RECORDED DATA ::
┌──

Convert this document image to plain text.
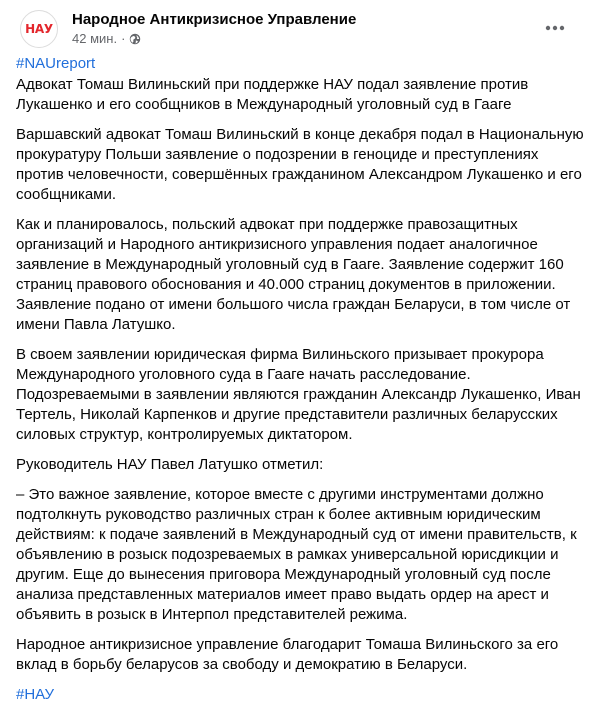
НАУ
Народное Антикризисное Управление
42 мин. ·
#NAUreport

Адвокат Томаш Вилиньский при поддержке НАУ подал заявление против Лукашенко и его сообщников в Международный уголовный суд в Гааге

Варшавский адвокат Томаш Вилиньский в конце декабря подал в Национальную прокуратуру Польши заявление о подозрении в геноциде и преступлениях против человечности, совершённых гражданином Александром Лукашенко и его сообщниками.

Как и планировалось, польский адвокат при поддержке правозащитных организаций и Народного антикризисного управления подает аналогичное заявление в Международный уголовный суд в Гааге. Заявление содержит 160 страниц правового обоснования и 40.000 страниц документов в приложении.

Заявление подано от имени большого числа граждан Беларуси, в том числе от имени Павла Латушко.

В своем заявлении юридическая фирма Вилиньского призывает прокурора Международного уголовного суда в Гааге начать расследование. Подозреваемыми в заявлении являются гражданин Александр Лукашенко, Иван Тертель, Николай Карпенков и другие представители различных беларусских силовых структур, контролируемых диктатором.

Руководитель НАУ Павел Латушко отметил:

– Это важное заявление, которое вместе с другими инструментами должно подтолкнуть руководство различных стран к более активным юридическим действиям: к подаче заявлений в Международный суд от имени правительств, к объявлению в розыск подозреваемых в рамках универсальной юрисдикции и другим. Еще до вынесения приговора Международный уголовный суд после анализа представленных материалов имеет право выдать ордер на арест и объявить в розыск в Интерпол представителей режима.

Народное антикризисное управление благодарит Томаша Вилиньского за его вклад в борьбу беларусов за свободу и демократию в Беларуси.

#НАУ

└──

INSTRUCTIONS TO FOLLOW ::
Make an exact reproduction of the listing above, without any pictures.

SOLUTION TO THIS PROBLEM ::
Convert this document image to plain text.
НАУ
Народное Антикризисное Управление
42 мин. ·
#NAUreport

Адвокат Томаш Вилиньский при поддержке НАУ подал заявление против Лукашенко и его сообщников в Международный уголовный суд в Гааге

Варшавский адвокат Томаш Вилиньский в конце декабря подал в Национальную прокуратуру Польши заявление о подозрении в геноциде и преступлениях против человечности, совершённых гражданином Александром Лукашенко и его сообщниками.

Как и планировалось, польский адвокат при поддержке правозащитных организаций и Народного антикризисного управления подает аналогичное заявление в Международный уголовный суд в Гааге. Заявление содержит 160 страниц правового обоснования и 40.000 страниц документов в приложении.

Заявление подано от имени большого числа граждан Беларуси, в том числе от имени Павла Латушко.

В своем заявлении юридическая фирма Вилиньского призывает прокурора Международного уголовного суда в Гааге начать расследование. Подозреваемыми в заявлении являются гражданин Александр Лукашенко, Иван Тертель, Николай Карпенков и другие представители различных беларусских силовых структур, контролируемых диктатором.

Руководитель НАУ Павел Латушко отметил:

– Это важное заявление, которое вместе с другими инструментами должно подтолкнуть руководство различных стран к более активным юридическим действиям: к подаче заявлений в Международный суд от имени правительств, к объявлению в розыск подозреваемых в рамках универсальной юрисдикции и другим. Еще до вынесения приговора Международный уголовный суд после анализа представленных материалов имеет право выдать ордер на арест и объявить в розыск в Интерпол представителей режима.

Народное антикризисное управление благодарит Томаша Вилиньского за его вклад в борьбу беларусов за свободу и демократию в Беларуси.

#НАУ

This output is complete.